__SOURCE DATA__.
>> Begin

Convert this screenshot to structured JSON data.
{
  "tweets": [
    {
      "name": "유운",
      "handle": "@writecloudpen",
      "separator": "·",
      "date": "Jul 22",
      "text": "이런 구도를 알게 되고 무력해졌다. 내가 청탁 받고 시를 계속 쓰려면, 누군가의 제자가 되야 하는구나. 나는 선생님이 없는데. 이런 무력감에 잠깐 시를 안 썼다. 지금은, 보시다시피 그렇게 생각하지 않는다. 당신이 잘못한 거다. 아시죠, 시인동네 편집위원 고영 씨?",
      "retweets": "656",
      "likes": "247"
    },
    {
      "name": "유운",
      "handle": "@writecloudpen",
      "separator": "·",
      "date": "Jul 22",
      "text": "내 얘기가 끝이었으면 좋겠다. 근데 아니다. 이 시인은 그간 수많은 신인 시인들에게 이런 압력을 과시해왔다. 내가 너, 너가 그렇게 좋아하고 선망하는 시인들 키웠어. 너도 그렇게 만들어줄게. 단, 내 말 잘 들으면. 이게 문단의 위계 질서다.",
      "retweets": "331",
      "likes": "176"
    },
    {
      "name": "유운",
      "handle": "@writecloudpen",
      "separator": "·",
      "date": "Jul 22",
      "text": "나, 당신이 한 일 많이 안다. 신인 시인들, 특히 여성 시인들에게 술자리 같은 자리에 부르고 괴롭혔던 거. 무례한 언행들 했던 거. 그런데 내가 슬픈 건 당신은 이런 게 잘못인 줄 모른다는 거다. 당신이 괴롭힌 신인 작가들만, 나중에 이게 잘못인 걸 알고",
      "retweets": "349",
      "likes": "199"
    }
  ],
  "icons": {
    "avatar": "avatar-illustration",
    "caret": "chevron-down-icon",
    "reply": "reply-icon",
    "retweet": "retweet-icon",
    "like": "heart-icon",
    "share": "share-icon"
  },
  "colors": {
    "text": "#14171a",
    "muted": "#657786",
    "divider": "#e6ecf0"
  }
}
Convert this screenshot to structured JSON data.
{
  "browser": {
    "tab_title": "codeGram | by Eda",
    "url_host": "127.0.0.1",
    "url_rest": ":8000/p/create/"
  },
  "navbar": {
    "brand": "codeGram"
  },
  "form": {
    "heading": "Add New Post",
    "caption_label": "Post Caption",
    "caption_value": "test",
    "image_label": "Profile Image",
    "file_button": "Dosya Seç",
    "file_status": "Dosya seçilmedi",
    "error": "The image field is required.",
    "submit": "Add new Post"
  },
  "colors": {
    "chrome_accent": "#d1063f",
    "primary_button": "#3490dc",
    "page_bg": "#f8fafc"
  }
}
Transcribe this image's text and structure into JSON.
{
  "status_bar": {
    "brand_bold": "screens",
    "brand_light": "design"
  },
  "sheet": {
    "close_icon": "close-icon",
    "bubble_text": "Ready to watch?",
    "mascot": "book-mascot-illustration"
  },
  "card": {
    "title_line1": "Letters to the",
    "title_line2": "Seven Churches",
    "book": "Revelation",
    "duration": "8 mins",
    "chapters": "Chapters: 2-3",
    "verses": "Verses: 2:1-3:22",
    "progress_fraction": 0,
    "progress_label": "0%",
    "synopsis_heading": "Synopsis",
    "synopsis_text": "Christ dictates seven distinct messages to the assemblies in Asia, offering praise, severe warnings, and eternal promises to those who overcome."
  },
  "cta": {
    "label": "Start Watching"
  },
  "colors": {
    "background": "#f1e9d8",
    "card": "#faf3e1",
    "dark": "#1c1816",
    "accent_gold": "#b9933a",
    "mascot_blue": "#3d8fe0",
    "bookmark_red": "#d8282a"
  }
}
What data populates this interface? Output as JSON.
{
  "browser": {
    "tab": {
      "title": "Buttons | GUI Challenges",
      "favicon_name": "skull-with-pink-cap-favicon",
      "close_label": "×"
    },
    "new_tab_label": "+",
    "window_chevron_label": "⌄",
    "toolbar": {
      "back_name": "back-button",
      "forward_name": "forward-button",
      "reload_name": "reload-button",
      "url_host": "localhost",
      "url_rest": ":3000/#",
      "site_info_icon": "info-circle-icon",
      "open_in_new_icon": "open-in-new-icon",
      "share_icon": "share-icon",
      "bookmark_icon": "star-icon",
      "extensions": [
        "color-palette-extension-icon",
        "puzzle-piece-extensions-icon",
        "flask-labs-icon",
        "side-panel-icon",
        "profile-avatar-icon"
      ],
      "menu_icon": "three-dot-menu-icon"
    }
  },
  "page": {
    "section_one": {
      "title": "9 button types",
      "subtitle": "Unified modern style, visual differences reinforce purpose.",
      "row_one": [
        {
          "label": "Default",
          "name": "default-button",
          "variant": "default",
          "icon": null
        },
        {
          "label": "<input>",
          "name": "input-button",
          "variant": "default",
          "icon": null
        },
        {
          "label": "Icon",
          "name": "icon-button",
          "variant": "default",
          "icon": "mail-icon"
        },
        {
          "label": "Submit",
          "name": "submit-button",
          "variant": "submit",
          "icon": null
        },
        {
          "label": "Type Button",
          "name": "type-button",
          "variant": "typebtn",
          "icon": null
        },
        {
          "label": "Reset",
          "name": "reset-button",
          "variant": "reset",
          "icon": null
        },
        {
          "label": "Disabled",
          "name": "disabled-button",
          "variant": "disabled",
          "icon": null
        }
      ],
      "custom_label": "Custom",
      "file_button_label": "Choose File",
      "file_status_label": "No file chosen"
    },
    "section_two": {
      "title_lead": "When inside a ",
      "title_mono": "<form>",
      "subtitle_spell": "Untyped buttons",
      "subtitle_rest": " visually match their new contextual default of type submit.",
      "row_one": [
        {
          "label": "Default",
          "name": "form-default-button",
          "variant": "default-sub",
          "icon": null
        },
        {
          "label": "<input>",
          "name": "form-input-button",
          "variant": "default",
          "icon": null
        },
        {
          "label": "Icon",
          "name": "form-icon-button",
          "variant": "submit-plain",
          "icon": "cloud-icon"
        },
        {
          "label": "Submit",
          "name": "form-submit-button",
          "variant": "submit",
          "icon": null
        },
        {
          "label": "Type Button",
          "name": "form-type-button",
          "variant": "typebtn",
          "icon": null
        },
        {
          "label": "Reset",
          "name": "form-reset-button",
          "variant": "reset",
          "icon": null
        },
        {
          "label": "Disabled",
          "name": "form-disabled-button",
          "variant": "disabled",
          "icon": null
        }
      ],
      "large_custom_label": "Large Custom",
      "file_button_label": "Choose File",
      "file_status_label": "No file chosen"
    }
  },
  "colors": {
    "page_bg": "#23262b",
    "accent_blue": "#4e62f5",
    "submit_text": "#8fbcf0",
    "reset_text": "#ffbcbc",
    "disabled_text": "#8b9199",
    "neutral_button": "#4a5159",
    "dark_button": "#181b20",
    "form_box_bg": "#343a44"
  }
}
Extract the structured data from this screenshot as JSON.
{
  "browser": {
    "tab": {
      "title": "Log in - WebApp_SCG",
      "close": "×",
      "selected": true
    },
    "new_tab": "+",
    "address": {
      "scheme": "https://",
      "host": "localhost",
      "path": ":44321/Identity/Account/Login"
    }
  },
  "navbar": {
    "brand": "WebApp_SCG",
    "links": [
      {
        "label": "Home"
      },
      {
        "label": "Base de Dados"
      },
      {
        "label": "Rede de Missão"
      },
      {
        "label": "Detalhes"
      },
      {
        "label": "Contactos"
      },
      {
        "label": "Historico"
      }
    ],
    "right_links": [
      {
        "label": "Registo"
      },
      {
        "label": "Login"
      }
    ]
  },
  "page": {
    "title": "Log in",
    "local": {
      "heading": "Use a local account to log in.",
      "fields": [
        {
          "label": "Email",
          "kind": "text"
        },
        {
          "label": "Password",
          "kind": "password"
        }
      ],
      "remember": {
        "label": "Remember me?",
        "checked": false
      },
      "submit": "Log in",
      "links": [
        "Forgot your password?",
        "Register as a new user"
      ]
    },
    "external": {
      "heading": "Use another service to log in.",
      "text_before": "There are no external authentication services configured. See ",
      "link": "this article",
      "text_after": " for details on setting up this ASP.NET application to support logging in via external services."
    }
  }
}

>> End

__GOAL__.
Say how many lines of the data include the word "extensions". Nothing other than the number should be given.

__RESPONSE FOR THIS EXERCISE__.
2